*What is asked*:
Write out the records below word for word, please.

_____

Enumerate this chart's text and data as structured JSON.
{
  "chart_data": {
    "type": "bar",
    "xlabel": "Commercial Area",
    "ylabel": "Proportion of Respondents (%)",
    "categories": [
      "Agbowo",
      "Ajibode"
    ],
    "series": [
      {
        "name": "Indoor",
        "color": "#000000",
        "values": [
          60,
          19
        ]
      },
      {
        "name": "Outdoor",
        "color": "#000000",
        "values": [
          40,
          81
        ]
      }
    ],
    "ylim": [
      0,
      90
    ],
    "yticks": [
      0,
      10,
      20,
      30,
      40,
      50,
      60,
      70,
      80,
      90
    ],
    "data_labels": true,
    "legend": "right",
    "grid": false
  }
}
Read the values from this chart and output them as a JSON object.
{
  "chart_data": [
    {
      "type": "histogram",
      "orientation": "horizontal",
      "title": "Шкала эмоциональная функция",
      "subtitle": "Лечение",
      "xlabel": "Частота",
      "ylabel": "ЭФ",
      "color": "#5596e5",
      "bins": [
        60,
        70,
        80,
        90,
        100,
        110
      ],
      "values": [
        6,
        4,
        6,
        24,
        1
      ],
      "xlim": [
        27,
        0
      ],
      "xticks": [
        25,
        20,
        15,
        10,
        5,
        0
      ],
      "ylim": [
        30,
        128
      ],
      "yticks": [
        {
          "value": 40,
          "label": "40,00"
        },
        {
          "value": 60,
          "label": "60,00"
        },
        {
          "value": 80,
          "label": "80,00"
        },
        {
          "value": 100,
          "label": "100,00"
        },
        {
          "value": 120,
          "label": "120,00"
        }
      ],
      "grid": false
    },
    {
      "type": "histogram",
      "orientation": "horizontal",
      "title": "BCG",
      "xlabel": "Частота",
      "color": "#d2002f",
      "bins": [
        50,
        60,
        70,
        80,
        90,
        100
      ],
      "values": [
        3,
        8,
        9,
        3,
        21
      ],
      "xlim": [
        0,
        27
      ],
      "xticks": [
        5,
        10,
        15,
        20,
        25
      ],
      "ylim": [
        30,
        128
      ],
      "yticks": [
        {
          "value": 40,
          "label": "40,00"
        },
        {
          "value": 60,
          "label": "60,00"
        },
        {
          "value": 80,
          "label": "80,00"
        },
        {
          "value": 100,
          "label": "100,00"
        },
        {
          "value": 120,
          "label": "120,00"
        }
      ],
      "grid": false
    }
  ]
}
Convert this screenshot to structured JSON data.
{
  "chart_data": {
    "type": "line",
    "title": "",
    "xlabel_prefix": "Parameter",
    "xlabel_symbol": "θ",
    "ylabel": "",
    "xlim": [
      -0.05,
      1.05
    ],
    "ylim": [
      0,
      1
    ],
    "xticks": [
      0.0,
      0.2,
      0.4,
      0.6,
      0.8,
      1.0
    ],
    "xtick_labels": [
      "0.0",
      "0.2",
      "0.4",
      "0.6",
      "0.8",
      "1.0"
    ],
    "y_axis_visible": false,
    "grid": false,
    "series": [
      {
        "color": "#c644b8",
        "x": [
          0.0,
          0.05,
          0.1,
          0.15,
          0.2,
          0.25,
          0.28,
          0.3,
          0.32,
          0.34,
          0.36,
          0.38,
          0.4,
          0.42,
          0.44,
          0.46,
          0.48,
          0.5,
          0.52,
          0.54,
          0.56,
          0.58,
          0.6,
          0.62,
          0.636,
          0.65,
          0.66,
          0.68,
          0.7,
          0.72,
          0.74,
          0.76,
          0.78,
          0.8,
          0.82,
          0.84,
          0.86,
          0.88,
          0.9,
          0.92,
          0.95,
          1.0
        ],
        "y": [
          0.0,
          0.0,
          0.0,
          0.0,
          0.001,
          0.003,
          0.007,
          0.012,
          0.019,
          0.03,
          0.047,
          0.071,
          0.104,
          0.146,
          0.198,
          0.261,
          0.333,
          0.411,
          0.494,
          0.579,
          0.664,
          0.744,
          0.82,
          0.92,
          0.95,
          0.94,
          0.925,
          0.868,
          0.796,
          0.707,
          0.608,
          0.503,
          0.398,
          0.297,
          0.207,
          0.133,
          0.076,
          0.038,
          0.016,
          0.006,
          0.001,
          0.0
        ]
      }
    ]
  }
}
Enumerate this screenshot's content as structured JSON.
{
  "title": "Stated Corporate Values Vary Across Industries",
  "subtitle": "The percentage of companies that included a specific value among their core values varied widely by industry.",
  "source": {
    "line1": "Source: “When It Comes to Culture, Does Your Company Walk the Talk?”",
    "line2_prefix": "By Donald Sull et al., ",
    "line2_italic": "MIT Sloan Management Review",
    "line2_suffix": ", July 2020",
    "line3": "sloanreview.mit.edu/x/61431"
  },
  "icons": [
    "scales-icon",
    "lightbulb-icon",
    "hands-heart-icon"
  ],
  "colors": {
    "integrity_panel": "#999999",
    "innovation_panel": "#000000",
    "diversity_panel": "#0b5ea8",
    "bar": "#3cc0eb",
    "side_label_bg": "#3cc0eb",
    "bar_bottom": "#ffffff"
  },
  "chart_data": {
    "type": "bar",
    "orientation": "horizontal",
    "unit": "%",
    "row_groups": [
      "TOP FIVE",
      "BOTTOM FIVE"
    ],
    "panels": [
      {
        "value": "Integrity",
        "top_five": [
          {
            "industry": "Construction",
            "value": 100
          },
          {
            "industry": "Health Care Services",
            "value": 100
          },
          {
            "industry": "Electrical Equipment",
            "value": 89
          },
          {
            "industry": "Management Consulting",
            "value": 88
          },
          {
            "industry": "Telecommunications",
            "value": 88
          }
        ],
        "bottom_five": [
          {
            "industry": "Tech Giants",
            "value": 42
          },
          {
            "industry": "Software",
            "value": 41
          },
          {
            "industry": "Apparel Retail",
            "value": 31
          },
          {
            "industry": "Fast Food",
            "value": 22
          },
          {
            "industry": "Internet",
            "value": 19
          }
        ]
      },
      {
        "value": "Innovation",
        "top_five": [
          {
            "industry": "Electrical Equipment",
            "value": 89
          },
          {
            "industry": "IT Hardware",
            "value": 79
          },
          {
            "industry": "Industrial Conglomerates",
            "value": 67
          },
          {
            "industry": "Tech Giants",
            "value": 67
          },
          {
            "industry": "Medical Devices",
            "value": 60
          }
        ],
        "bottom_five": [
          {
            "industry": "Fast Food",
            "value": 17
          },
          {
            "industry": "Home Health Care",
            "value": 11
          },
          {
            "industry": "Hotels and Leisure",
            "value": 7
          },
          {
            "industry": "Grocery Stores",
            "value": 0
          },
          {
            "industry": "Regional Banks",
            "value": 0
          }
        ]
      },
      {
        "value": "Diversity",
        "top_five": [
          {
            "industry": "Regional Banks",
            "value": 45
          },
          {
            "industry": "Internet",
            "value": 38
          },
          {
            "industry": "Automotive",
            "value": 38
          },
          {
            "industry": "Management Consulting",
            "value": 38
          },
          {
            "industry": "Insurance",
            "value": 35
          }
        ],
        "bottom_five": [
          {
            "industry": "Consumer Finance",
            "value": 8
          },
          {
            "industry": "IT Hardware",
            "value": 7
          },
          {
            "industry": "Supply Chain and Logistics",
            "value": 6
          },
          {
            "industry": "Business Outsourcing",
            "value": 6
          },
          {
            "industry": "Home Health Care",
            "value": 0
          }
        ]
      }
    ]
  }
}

_____

*Task answer*:
Enumerate this chart's text and data as structured JSON.
{
  "chart_data": {
    "type": "bar",
    "xlabel": "Commercial Area",
    "ylabel": "Proportion of Respondents (%)",
    "categories": [
      "Agbowo",
      "Ajibode"
    ],
    "series": [
      {
        "name": "Indoor",
        "color": "#000000",
        "values": [
          60,
          19
        ]
      },
      {
        "name": "Outdoor",
        "color": "#000000",
        "values": [
          40,
          81
        ]
      }
    ],
    "ylim": [
      0,
      90
    ],
    "yticks": [
      0,
      10,
      20,
      30,
      40,
      50,
      60,
      70,
      80,
      90
    ],
    "data_labels": true,
    "legend": "right",
    "grid": false
  }
}
Read the values from this chart and output them as a JSON object.
{
  "chart_data": [
    {
      "type": "histogram",
      "orientation": "horizontal",
      "title": "Шкала эмоциональная функция",
      "subtitle": "Лечение",
      "xlabel": "Частота",
      "ylabel": "ЭФ",
      "color": "#5596e5",
      "bins": [
        60,
        70,
        80,
        90,
        100,
        110
      ],
      "values": [
        6,
        4,
        6,
        24,
        1
      ],
      "xlim": [
        27,
        0
      ],
      "xticks": [
        25,
        20,
        15,
        10,
        5,
        0
      ],
      "ylim": [
        30,
        128
      ],
      "yticks": [
        {
          "value": 40,
          "label": "40,00"
        },
        {
          "value": 60,
          "label": "60,00"
        },
        {
          "value": 80,
          "label": "80,00"
        },
        {
          "value": 100,
          "label": "100,00"
        },
        {
          "value": 120,
          "label": "120,00"
        }
      ],
      "grid": false
    },
    {
      "type": "histogram",
      "orientation": "horizontal",
      "title": "BCG",
      "xlabel": "Частота",
      "color": "#d2002f",
      "bins": [
        50,
        60,
        70,
        80,
        90,
        100
      ],
      "values": [
        3,
        8,
        9,
        3,
        21
      ],
      "xlim": [
        0,
        27
      ],
      "xticks": [
        5,
        10,
        15,
        20,
        25
      ],
      "ylim": [
        30,
        128
      ],
      "yticks": [
        {
          "value": 40,
          "label": "40,00"
        },
        {
          "value": 60,
          "label": "60,00"
        },
        {
          "value": 80,
          "label": "80,00"
        },
        {
          "value": 100,
          "label": "100,00"
        },
        {
          "value": 120,
          "label": "120,00"
        }
      ],
      "grid": false
    }
  ]
}
Convert this screenshot to structured JSON data.
{
  "chart_data": {
    "type": "line",
    "title": "",
    "xlabel_prefix": "Parameter",
    "xlabel_symbol": "θ",
    "ylabel": "",
    "xlim": [
      -0.05,
      1.05
    ],
    "ylim": [
      0,
      1
    ],
    "xticks": [
      0.0,
      0.2,
      0.4,
      0.6,
      0.8,
      1.0
    ],
    "xtick_labels": [
      "0.0",
      "0.2",
      "0.4",
      "0.6",
      "0.8",
      "1.0"
    ],
    "y_axis_visible": false,
    "grid": false,
    "series": [
      {
        "color": "#c644b8",
        "x": [
          0.0,
          0.05,
          0.1,
          0.15,
          0.2,
          0.25,
          0.28,
          0.3,
          0.32,
          0.34,
          0.36,
          0.38,
          0.4,
          0.42,
          0.44,
          0.46,
          0.48,
          0.5,
          0.52,
          0.54,
          0.56,
          0.58,
          0.6,
          0.62,
          0.636,
          0.65,
          0.66,
          0.68,
          0.7,
          0.72,
          0.74,
          0.76,
          0.78,
          0.8,
          0.82,
          0.84,
          0.86,
          0.88,
          0.9,
          0.92,
          0.95,
          1.0
        ],
        "y": [
          0.0,
          0.0,
          0.0,
          0.0,
          0.001,
          0.003,
          0.007,
          0.012,
          0.019,
          0.03,
          0.047,
          0.071,
          0.104,
          0.146,
          0.198,
          0.261,
          0.333,
          0.411,
          0.494,
          0.579,
          0.664,
          0.744,
          0.82,
          0.92,
          0.95,
          0.94,
          0.925,
          0.868,
          0.796,
          0.707,
          0.608,
          0.503,
          0.398,
          0.297,
          0.207,
          0.133,
          0.076,
          0.038,
          0.016,
          0.006,
          0.001,
          0.0
        ]
      }
    ]
  }
}
Enumerate this screenshot's content as structured JSON.
{
  "title": "Stated Corporate Values Vary Across Industries",
  "subtitle": "The percentage of companies that included a specific value among their core values varied widely by industry.",
  "source": {
    "line1": "Source: “When It Comes to Culture, Does Your Company Walk the Talk?”",
    "line2_prefix": "By Donald Sull et al., ",
    "line2_italic": "MIT Sloan Management Review",
    "line2_suffix": ", July 2020",
    "line3": "sloanreview.mit.edu/x/61431"
  },
  "icons": [
    "scales-icon",
    "lightbulb-icon",
    "hands-heart-icon"
  ],
  "colors": {
    "integrity_panel": "#999999",
    "innovation_panel": "#000000",
    "diversity_panel": "#0b5ea8",
    "bar": "#3cc0eb",
    "side_label_bg": "#3cc0eb",
    "bar_bottom": "#ffffff"
  },
  "chart_data": {
    "type": "bar",
    "orientation": "horizontal",
    "unit": "%",
    "row_groups": [
      "TOP FIVE",
      "BOTTOM FIVE"
    ],
    "panels": [
      {
        "value": "Integrity",
        "top_five": [
          {
            "industry": "Construction",
            "value": 100
          },
          {
            "industry": "Health Care Services",
            "value": 100
          },
          {
            "industry": "Electrical Equipment",
            "value": 89
          },
          {
            "industry": "Management Consulting",
            "value": 88
          },
          {
            "industry": "Telecommunications",
            "value": 88
          }
        ],
        "bottom_five": [
          {
            "industry": "Tech Giants",
            "value": 42
          },
          {
            "industry": "Software",
            "value": 41
          },
          {
            "industry": "Apparel Retail",
            "value": 31
          },
          {
            "industry": "Fast Food",
            "value": 22
          },
          {
            "industry": "Internet",
            "value": 19
          }
        ]
      },
      {
        "value": "Innovation",
        "top_five": [
          {
            "industry": "Electrical Equipment",
            "value": 89
          },
          {
            "industry": "IT Hardware",
            "value": 79
          },
          {
            "industry": "Industrial Conglomerates",
            "value": 67
          },
          {
            "industry": "Tech Giants",
            "value": 67
          },
          {
            "industry": "Medical Devices",
            "value": 60
          }
        ],
        "bottom_five": [
          {
            "industry": "Fast Food",
            "value": 17
          },
          {
            "industry": "Home Health Care",
            "value": 11
          },
          {
            "industry": "Hotels and Leisure",
            "value": 7
          },
          {
            "industry": "Grocery Stores",
            "value": 0
          },
          {
            "industry": "Regional Banks",
            "value": 0
          }
        ]
      },
      {
        "value": "Diversity",
        "top_five": [
          {
            "industry": "Regional Banks",
            "value": 45
          },
          {
            "industry": "Internet",
            "value": 38
          },
          {
            "industry": "Automotive",
            "value": 38
          },
          {
            "industry": "Management Consulting",
            "value": 38
          },
          {
            "industry": "Insurance",
            "value": 35
          }
        ],
        "bottom_five": [
          {
            "industry": "Consumer Finance",
            "value": 8
          },
          {
            "industry": "IT Hardware",
            "value": 7
          },
          {
            "industry": "Supply Chain and Logistics",
            "value": 6
          },
          {
            "industry": "Business Outsourcing",
            "value": 6
          },
          {
            "industry": "Home Health Care",
            "value": 0
          }
        ]
      }
    ]
  }
}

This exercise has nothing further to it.